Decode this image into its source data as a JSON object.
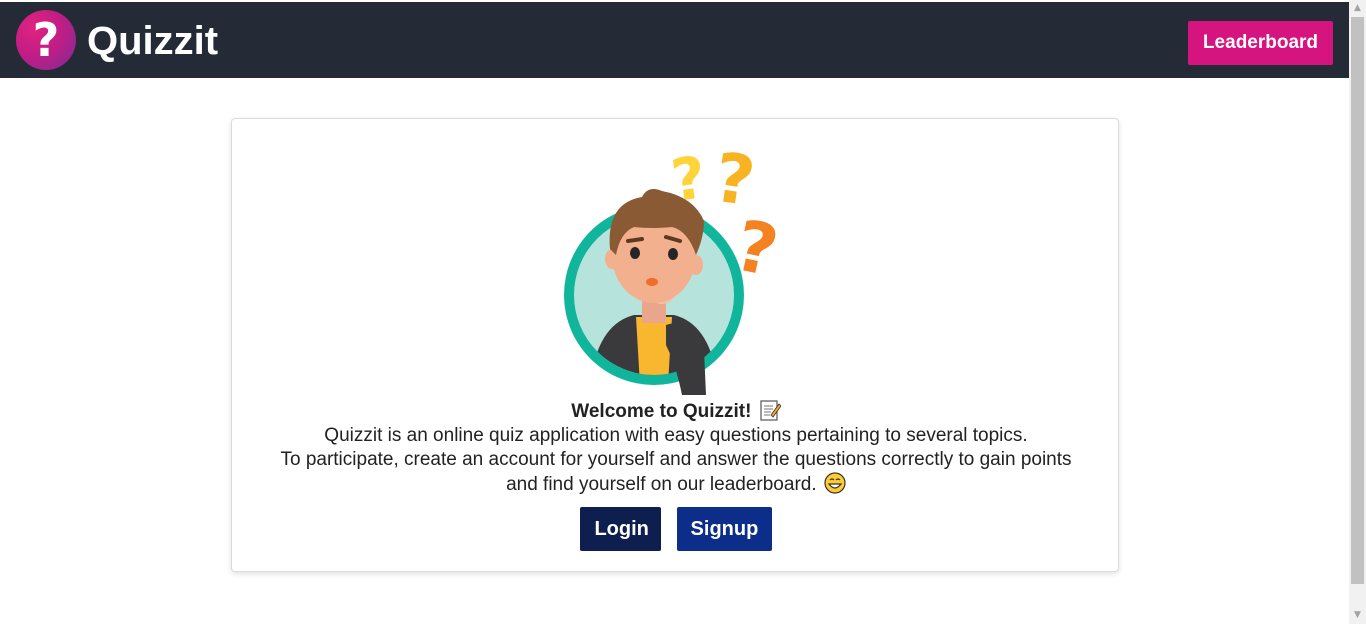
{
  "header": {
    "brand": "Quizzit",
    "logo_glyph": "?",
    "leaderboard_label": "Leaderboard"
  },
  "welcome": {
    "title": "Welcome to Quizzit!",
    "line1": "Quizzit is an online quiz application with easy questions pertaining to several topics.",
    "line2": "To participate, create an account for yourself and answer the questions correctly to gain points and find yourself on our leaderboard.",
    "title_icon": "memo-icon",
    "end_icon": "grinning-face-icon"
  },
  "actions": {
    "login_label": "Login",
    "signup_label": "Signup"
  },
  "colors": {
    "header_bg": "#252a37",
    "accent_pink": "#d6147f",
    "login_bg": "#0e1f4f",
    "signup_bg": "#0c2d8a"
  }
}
####
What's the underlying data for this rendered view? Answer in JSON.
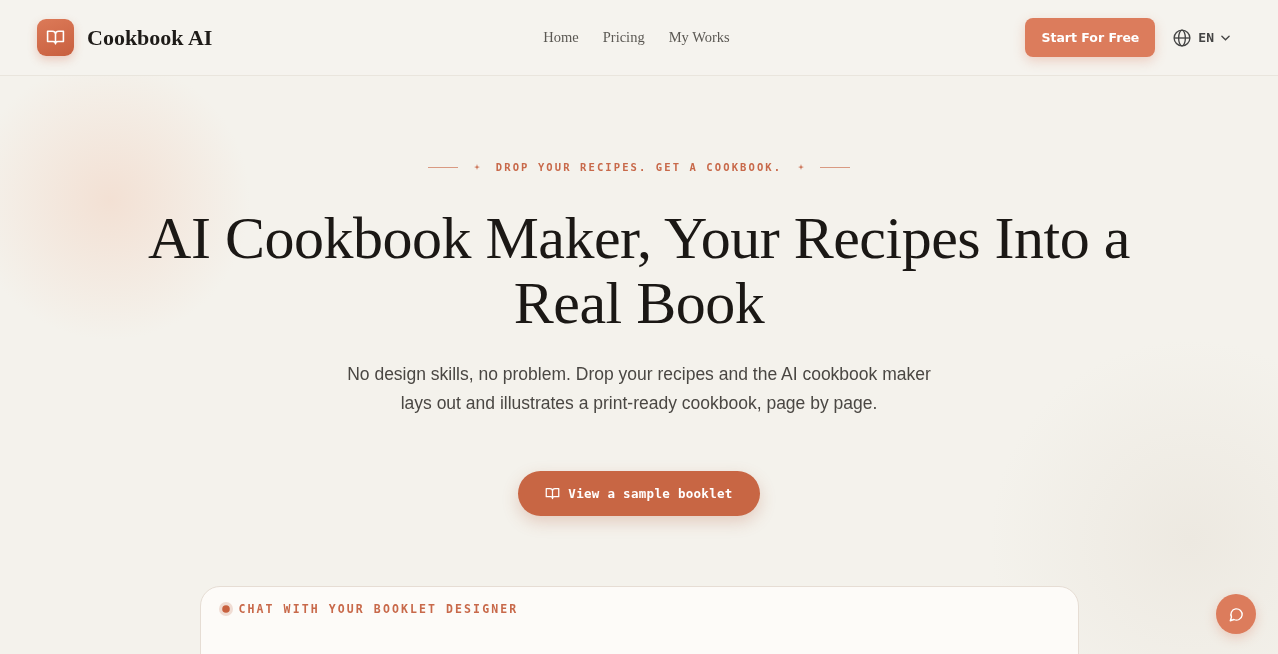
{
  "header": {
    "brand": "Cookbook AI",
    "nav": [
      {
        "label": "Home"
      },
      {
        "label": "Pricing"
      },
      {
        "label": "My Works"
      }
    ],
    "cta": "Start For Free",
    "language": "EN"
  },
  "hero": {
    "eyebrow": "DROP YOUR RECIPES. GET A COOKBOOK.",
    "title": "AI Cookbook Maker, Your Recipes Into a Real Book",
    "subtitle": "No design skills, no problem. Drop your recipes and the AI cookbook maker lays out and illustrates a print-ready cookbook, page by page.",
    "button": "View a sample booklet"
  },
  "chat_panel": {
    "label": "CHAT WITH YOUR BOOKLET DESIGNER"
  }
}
####
DESCRIPTION OF THE TASK. Locate the word "JSON" in the records and collect each line it appears in.

TASK OUTPUT.
Decode this image into its source data as a JSON object.
What's the underlying data for this rendered view? Answer in JSON.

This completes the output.